• [Given problem]:
Output every line of the material exactly, omitting images.

• [Structured figure records]:
::::::

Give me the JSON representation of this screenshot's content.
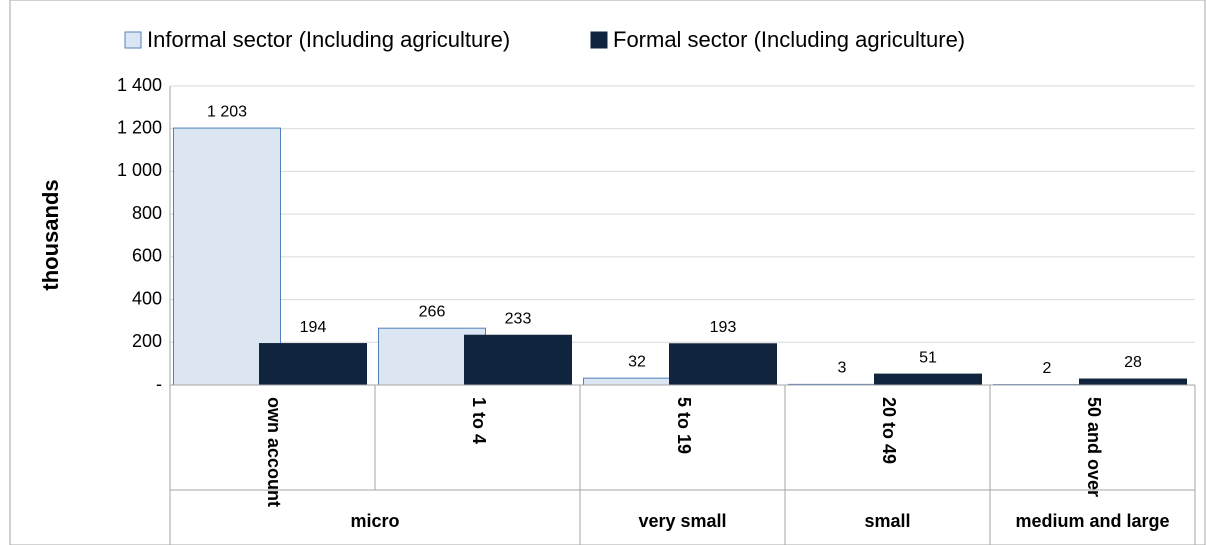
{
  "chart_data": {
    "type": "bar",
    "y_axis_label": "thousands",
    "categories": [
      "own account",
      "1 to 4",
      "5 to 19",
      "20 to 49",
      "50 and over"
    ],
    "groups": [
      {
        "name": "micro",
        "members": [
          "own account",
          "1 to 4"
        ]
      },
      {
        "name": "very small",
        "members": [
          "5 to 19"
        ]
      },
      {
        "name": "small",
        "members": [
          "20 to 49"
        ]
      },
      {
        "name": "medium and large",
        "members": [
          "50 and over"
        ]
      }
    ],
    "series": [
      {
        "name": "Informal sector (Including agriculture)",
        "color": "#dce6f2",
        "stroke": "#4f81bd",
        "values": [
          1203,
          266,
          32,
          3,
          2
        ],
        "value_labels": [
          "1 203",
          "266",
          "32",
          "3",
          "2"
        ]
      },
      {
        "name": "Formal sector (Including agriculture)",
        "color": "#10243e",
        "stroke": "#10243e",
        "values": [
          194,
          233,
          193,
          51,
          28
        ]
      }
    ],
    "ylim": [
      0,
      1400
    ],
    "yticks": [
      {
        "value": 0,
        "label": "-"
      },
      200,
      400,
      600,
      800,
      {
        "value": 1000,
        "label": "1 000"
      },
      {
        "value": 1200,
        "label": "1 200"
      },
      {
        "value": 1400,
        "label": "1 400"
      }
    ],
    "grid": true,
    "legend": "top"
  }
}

::::::

• [Written answer]:
Give me the JSON representation of this screenshot's content.
{
  "chart_data": {
    "type": "bar",
    "y_axis_label": "thousands",
    "categories": [
      "own account",
      "1 to 4",
      "5 to 19",
      "20 to 49",
      "50 and over"
    ],
    "groups": [
      {
        "name": "micro",
        "members": [
          "own account",
          "1 to 4"
        ]
      },
      {
        "name": "very small",
        "members": [
          "5 to 19"
        ]
      },
      {
        "name": "small",
        "members": [
          "20 to 49"
        ]
      },
      {
        "name": "medium and large",
        "members": [
          "50 and over"
        ]
      }
    ],
    "series": [
      {
        "name": "Informal sector (Including agriculture)",
        "color": "#dce6f2",
        "stroke": "#4f81bd",
        "values": [
          1203,
          266,
          32,
          3,
          2
        ],
        "value_labels": [
          "1 203",
          "266",
          "32",
          "3",
          "2"
        ]
      },
      {
        "name": "Formal sector (Including agriculture)",
        "color": "#10243e",
        "stroke": "#10243e",
        "values": [
          194,
          233,
          193,
          51,
          28
        ]
      }
    ],
    "ylim": [
      0,
      1400
    ],
    "yticks": [
      {
        "value": 0,
        "label": "-"
      },
      200,
      400,
      600,
      800,
      {
        "value": 1000,
        "label": "1 000"
      },
      {
        "value": 1200,
        "label": "1 200"
      },
      {
        "value": 1400,
        "label": "1 400"
      }
    ],
    "grid": true,
    "legend": "top"
  }
}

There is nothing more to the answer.